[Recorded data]
┏━━

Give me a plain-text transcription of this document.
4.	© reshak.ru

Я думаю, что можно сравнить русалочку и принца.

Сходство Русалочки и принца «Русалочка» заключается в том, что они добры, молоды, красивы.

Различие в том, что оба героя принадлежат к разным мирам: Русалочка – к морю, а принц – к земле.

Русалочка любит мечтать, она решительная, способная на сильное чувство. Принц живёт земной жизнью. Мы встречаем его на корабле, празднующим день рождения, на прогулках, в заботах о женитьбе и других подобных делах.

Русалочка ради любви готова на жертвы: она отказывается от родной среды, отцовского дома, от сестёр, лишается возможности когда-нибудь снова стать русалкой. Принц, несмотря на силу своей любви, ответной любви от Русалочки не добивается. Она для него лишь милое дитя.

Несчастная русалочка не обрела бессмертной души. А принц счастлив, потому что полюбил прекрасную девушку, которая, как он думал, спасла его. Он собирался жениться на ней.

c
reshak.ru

┗━━

■ Task instructions ■
Write every entry out again exactly.

■ Solution ■
Give me a plain-text transcription of this document.
4.	© reshak.ru

Я думаю, что можно сравнить русалочку и принца.

Сходство Русалочки и принца «Русалочка» заключается в том, что они добры, молоды, красивы.

Различие в том, что оба героя принадлежат к разным мирам: Русалочка – к морю, а принц – к земле.

Русалочка любит мечтать, она решительная, способная на сильное чувство. Принц живёт земной жизнью. Мы встречаем его на корабле, празднующим день рождения, на прогулках, в заботах о женитьбе и других подобных делах.

Русалочка ради любви готова на жертвы: она отказывается от родной среды, отцовского дома, от сестёр, лишается возможности когда-нибудь снова стать русалкой. Принц, несмотря на силу своей любви, ответной любви от Русалочки не добивается. Она для него лишь милое дитя.

Несчастная русалочка не обрела бессмертной души. А принц счастлив, потому что полюбил прекрасную девушку, которая, как он думал, спасла его. Он собирался жениться на ней.

c
reshak.ru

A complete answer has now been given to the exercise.